● **Job**:
Reproduce every record below exactly as written, leaving out any pictures.

● **Provided material**:
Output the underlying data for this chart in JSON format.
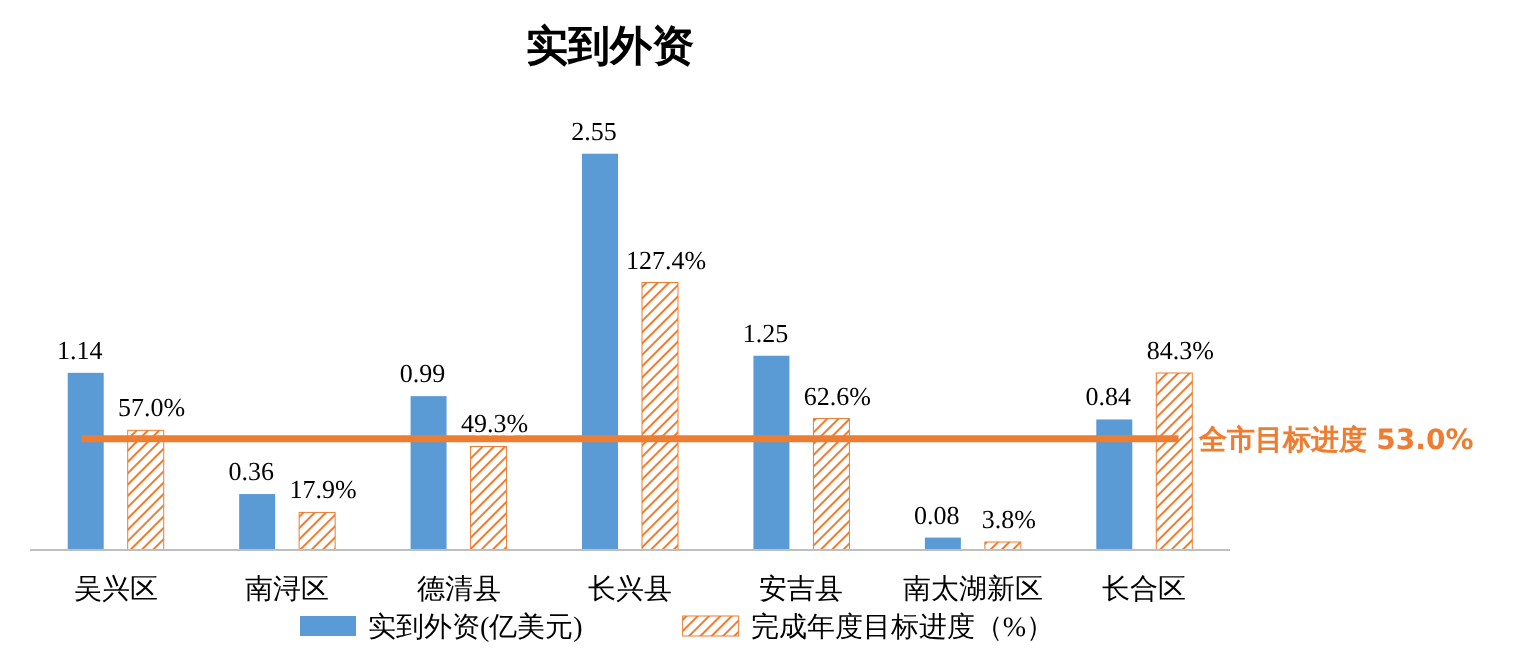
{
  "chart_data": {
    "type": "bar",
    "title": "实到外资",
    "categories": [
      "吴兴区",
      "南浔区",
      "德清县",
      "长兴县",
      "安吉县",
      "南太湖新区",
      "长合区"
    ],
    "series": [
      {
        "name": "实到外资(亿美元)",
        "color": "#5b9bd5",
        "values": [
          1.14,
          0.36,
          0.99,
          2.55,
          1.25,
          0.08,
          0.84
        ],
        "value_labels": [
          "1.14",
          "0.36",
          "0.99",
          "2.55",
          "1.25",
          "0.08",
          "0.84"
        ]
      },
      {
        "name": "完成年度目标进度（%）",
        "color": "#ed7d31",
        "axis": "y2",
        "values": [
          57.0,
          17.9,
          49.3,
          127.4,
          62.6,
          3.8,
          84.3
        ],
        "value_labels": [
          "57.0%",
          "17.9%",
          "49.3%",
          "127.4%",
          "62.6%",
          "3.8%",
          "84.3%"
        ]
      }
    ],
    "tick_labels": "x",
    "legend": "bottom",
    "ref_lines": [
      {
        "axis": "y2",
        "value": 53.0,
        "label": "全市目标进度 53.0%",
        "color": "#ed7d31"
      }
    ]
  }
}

● **Solution for this exercise**:
Output the underlying data for this chart in JSON format.
{
  "chart_data": {
    "type": "bar",
    "title": "实到外资",
    "categories": [
      "吴兴区",
      "南浔区",
      "德清县",
      "长兴县",
      "安吉县",
      "南太湖新区",
      "长合区"
    ],
    "series": [
      {
        "name": "实到外资(亿美元)",
        "color": "#5b9bd5",
        "values": [
          1.14,
          0.36,
          0.99,
          2.55,
          1.25,
          0.08,
          0.84
        ],
        "value_labels": [
          "1.14",
          "0.36",
          "0.99",
          "2.55",
          "1.25",
          "0.08",
          "0.84"
        ]
      },
      {
        "name": "完成年度目标进度（%）",
        "color": "#ed7d31",
        "axis": "y2",
        "values": [
          57.0,
          17.9,
          49.3,
          127.4,
          62.6,
          3.8,
          84.3
        ],
        "value_labels": [
          "57.0%",
          "17.9%",
          "49.3%",
          "127.4%",
          "62.6%",
          "3.8%",
          "84.3%"
        ]
      }
    ],
    "tick_labels": "x",
    "legend": "bottom",
    "ref_lines": [
      {
        "axis": "y2",
        "value": 53.0,
        "label": "全市目标进度 53.0%",
        "color": "#ed7d31"
      }
    ]
  }
}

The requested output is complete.